• Written instruction:
What follows is a block of records; reproduce all of it verbatim.

• Information shown:
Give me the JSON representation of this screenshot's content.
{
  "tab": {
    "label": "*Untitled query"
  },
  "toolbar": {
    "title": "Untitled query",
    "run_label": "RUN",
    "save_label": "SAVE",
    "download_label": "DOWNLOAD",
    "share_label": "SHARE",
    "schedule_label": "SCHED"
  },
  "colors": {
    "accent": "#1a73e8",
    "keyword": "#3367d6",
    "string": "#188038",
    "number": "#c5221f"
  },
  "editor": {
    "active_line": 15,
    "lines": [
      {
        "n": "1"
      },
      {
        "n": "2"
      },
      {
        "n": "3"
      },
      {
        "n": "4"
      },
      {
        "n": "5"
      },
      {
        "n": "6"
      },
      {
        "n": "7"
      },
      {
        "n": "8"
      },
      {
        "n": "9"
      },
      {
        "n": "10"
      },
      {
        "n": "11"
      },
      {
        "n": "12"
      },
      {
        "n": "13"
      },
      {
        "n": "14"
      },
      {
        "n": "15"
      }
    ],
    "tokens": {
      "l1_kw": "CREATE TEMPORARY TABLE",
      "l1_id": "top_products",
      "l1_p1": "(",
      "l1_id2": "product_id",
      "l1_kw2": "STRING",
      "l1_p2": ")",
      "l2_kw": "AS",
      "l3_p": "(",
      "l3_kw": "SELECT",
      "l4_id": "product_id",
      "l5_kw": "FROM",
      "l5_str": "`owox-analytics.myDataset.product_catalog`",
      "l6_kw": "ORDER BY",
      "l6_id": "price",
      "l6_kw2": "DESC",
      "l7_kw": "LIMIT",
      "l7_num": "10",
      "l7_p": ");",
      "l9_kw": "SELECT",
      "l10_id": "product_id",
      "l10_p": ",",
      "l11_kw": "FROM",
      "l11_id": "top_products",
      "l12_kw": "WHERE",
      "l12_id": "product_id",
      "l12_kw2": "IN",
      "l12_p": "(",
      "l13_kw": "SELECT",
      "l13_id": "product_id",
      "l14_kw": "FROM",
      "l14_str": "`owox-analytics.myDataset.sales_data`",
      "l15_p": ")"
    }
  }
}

• Solved exercise:
Give me the JSON representation of this screenshot's content.
{
  "tab": {
    "label": "*Untitled query"
  },
  "toolbar": {
    "title": "Untitled query",
    "run_label": "RUN",
    "save_label": "SAVE",
    "download_label": "DOWNLOAD",
    "share_label": "SHARE",
    "schedule_label": "SCHED"
  },
  "colors": {
    "accent": "#1a73e8",
    "keyword": "#3367d6",
    "string": "#188038",
    "number": "#c5221f"
  },
  "editor": {
    "active_line": 15,
    "lines": [
      {
        "n": "1"
      },
      {
        "n": "2"
      },
      {
        "n": "3"
      },
      {
        "n": "4"
      },
      {
        "n": "5"
      },
      {
        "n": "6"
      },
      {
        "n": "7"
      },
      {
        "n": "8"
      },
      {
        "n": "9"
      },
      {
        "n": "10"
      },
      {
        "n": "11"
      },
      {
        "n": "12"
      },
      {
        "n": "13"
      },
      {
        "n": "14"
      },
      {
        "n": "15"
      }
    ],
    "tokens": {
      "l1_kw": "CREATE TEMPORARY TABLE",
      "l1_id": "top_products",
      "l1_p1": "(",
      "l1_id2": "product_id",
      "l1_kw2": "STRING",
      "l1_p2": ")",
      "l2_kw": "AS",
      "l3_p": "(",
      "l3_kw": "SELECT",
      "l4_id": "product_id",
      "l5_kw": "FROM",
      "l5_str": "`owox-analytics.myDataset.product_catalog`",
      "l6_kw": "ORDER BY",
      "l6_id": "price",
      "l6_kw2": "DESC",
      "l7_kw": "LIMIT",
      "l7_num": "10",
      "l7_p": ");",
      "l9_kw": "SELECT",
      "l10_id": "product_id",
      "l10_p": ",",
      "l11_kw": "FROM",
      "l11_id": "top_products",
      "l12_kw": "WHERE",
      "l12_id": "product_id",
      "l12_kw2": "IN",
      "l12_p": "(",
      "l13_kw": "SELECT",
      "l13_id": "product_id",
      "l14_kw": "FROM",
      "l14_str": "`owox-analytics.myDataset.sales_data`",
      "l15_p": ")"
    }
  }
}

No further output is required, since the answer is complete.